Word for word, give the material below again, minus any images.
########
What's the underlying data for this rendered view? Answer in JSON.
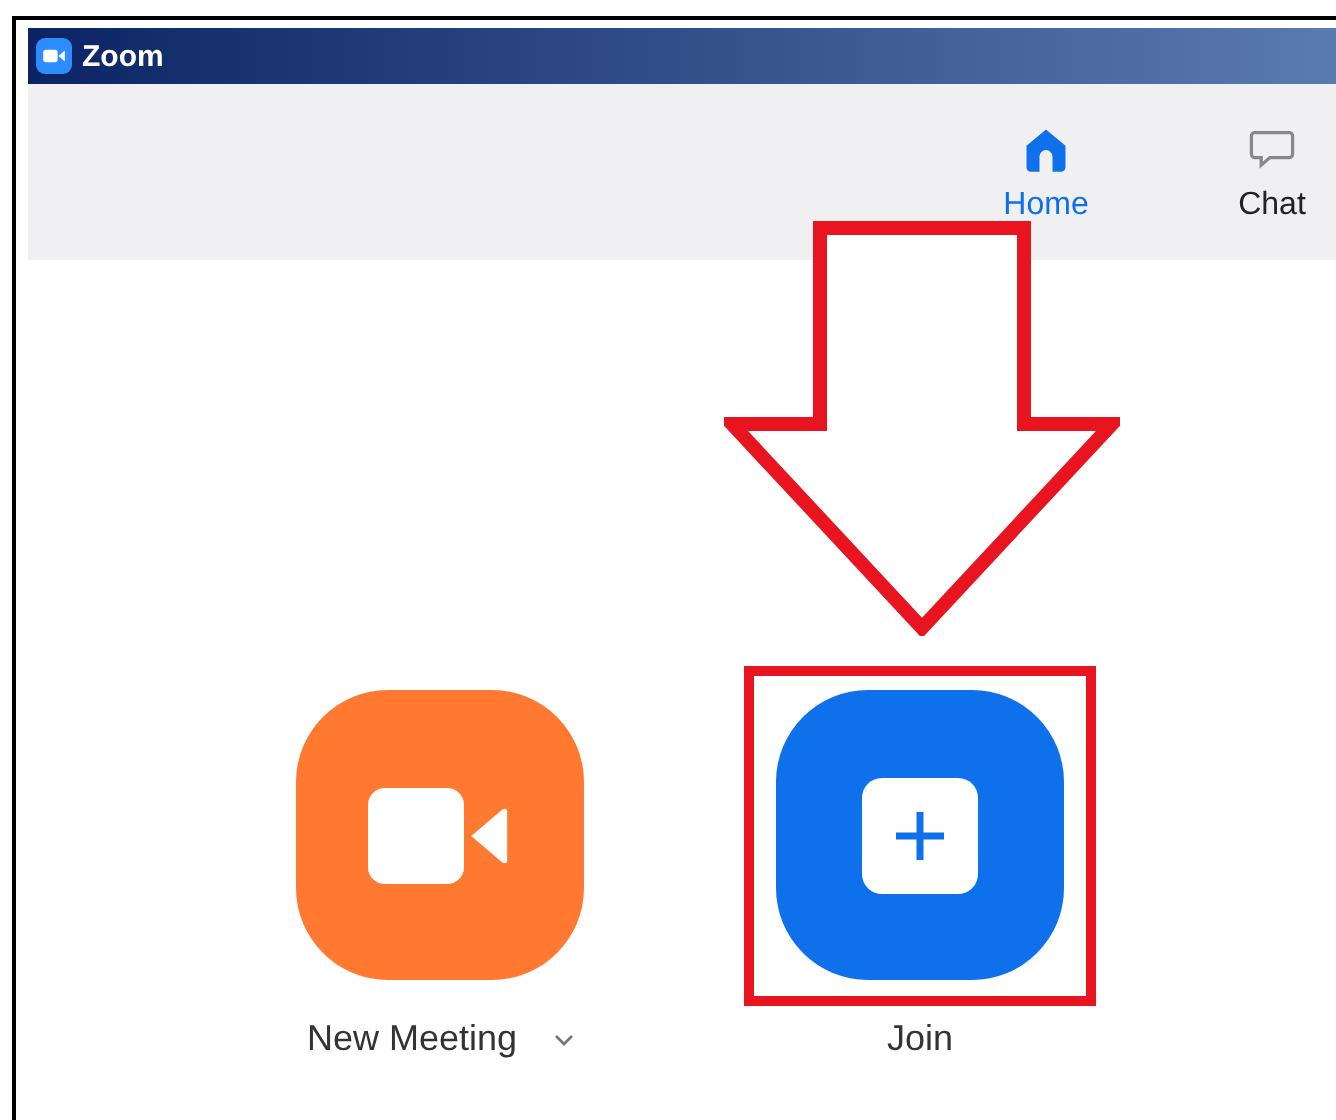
{
  "window": {
    "title": "Zoom"
  },
  "tabs": [
    {
      "label": "Home",
      "kind": "home",
      "selected": true
    },
    {
      "label": "Chat",
      "kind": "chat",
      "selected": false
    }
  ],
  "actions": [
    {
      "label": "New Meeting",
      "kind": "new-meeting",
      "has_dropdown": true,
      "highlighted": false
    },
    {
      "label": "Join",
      "kind": "join",
      "has_dropdown": false,
      "highlighted": true
    }
  ]
}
########
Response for this exercise:
What's the underlying data for this rendered view? Answer in JSON.
{
  "window": {
    "title": "Zoom"
  },
  "tabs": [
    {
      "label": "Home",
      "kind": "home",
      "selected": true
    },
    {
      "label": "Chat",
      "kind": "chat",
      "selected": false
    }
  ],
  "actions": [
    {
      "label": "New Meeting",
      "kind": "new-meeting",
      "has_dropdown": true,
      "highlighted": false
    },
    {
      "label": "Join",
      "kind": "join",
      "has_dropdown": false,
      "highlighted": true
    }
  ]
}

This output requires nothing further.